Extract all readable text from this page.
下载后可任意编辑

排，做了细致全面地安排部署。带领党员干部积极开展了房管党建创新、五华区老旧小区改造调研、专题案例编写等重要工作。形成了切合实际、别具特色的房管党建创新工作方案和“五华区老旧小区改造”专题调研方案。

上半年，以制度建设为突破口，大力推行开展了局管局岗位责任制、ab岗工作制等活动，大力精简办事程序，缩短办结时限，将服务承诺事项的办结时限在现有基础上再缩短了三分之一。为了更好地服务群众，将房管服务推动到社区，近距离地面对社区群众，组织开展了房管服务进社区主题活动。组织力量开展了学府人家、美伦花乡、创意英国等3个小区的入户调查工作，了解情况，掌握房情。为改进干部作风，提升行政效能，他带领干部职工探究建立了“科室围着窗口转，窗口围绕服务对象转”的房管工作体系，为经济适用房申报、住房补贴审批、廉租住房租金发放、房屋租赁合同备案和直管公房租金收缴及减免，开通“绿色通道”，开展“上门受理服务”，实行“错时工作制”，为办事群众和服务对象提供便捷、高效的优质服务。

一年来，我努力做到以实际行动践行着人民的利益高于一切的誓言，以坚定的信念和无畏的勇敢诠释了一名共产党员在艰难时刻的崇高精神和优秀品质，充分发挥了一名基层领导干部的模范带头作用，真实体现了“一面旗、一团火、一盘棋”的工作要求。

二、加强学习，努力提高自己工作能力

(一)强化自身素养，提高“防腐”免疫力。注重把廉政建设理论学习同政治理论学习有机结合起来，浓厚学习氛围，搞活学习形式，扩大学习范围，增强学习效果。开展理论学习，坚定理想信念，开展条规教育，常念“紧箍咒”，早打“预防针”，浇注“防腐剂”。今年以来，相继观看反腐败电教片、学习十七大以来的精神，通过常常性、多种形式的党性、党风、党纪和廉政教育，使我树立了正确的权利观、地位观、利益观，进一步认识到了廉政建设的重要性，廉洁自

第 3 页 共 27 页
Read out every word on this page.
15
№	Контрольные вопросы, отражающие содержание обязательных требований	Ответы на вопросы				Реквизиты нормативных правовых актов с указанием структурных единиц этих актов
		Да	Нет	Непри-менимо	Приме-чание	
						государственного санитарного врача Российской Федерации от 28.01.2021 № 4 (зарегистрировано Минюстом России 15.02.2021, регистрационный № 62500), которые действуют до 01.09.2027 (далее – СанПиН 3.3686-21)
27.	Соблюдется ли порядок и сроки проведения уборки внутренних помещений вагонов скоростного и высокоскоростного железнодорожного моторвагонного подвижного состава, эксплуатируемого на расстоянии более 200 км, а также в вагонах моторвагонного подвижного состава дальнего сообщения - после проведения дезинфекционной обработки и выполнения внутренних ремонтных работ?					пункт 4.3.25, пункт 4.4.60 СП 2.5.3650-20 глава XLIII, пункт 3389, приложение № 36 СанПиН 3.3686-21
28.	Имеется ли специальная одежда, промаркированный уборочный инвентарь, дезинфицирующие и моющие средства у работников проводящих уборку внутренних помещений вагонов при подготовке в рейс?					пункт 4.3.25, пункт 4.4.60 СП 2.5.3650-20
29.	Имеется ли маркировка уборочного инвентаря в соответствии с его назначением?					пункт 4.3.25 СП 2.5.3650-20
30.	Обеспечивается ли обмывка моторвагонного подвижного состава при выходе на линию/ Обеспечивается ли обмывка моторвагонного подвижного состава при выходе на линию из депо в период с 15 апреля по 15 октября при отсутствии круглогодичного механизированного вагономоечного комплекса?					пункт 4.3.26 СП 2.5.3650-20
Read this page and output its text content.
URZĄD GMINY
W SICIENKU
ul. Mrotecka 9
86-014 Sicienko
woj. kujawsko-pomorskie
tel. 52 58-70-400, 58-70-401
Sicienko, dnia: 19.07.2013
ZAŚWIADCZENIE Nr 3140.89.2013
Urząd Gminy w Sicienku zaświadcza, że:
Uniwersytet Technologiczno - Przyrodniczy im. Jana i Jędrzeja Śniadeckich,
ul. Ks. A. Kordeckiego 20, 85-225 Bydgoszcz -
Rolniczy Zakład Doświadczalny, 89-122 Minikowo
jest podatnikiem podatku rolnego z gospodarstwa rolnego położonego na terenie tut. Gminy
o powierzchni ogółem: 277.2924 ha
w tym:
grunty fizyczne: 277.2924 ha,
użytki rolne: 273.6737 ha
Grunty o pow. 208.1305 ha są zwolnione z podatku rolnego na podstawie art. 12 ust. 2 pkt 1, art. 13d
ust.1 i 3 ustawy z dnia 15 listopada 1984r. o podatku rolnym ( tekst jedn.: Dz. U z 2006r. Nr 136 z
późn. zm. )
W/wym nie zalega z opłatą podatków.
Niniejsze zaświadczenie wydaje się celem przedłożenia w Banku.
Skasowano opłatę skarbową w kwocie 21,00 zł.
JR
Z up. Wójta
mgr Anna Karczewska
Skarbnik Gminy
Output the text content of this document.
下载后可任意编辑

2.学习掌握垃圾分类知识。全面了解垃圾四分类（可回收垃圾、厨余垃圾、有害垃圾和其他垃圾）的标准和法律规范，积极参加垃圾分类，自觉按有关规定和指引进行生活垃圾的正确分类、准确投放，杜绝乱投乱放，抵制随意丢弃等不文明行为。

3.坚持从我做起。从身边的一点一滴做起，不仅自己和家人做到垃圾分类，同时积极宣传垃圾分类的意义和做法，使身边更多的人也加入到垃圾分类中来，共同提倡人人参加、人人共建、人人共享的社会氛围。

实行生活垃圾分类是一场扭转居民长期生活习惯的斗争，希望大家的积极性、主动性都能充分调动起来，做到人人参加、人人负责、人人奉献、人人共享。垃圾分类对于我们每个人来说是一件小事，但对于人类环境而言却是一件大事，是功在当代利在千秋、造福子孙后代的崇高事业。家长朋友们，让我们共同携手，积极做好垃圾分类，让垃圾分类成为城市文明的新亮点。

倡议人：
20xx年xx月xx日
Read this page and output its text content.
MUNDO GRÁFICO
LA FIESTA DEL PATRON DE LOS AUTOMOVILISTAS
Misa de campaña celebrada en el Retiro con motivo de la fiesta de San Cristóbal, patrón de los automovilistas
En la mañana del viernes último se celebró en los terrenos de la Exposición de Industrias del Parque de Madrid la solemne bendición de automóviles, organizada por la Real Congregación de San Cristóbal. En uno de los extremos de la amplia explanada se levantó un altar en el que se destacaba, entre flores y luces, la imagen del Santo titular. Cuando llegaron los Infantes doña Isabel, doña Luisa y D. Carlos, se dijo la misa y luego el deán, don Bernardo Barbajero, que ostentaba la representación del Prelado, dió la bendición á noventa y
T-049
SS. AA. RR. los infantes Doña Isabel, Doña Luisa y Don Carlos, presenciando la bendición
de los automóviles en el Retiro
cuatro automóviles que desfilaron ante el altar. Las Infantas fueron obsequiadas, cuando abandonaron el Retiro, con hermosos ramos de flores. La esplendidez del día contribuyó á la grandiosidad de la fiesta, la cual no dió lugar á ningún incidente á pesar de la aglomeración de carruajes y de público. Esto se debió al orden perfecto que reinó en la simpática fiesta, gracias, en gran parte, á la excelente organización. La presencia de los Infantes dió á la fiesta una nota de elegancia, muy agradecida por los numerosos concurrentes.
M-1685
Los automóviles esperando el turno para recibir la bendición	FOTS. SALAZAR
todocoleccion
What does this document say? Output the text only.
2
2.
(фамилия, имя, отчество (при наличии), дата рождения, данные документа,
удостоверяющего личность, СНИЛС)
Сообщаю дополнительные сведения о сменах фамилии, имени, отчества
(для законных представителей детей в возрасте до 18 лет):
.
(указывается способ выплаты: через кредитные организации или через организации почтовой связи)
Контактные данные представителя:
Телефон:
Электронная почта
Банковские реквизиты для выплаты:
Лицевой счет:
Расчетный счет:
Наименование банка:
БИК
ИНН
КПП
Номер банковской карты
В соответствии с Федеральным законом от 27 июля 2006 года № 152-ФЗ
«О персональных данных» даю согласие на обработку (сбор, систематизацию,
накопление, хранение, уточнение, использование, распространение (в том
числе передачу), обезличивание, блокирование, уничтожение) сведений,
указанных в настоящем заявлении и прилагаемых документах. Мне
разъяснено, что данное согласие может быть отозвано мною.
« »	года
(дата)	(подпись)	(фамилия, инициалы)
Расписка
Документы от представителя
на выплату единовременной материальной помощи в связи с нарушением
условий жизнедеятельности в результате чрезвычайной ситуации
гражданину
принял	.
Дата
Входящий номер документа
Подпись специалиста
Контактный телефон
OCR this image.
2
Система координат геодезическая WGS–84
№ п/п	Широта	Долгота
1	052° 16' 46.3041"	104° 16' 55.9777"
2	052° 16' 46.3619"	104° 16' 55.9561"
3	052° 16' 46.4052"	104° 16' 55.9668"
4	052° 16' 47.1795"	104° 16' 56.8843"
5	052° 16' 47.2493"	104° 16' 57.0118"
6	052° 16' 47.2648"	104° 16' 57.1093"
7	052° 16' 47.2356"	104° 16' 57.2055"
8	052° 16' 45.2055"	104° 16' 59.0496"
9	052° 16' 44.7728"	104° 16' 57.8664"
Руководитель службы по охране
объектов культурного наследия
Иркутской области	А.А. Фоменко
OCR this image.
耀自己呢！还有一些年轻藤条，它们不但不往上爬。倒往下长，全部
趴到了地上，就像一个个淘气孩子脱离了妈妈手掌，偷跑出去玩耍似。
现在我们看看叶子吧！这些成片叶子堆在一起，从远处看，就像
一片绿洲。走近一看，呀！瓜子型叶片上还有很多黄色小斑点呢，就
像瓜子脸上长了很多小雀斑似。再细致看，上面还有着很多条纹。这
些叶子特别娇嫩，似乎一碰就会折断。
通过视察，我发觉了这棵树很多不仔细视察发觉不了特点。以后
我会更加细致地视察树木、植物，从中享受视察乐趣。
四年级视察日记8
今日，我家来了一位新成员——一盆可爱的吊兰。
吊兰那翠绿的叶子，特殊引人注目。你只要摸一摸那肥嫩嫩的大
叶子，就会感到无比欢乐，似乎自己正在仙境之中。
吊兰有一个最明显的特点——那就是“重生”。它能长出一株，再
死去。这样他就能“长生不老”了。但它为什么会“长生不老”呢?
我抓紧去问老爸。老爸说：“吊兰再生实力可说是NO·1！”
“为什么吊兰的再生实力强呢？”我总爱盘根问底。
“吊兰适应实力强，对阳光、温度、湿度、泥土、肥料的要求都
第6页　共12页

**Task brief:**
Say how many lines include the word "bendición"; reply with the number alone.

**Problem solution:**
3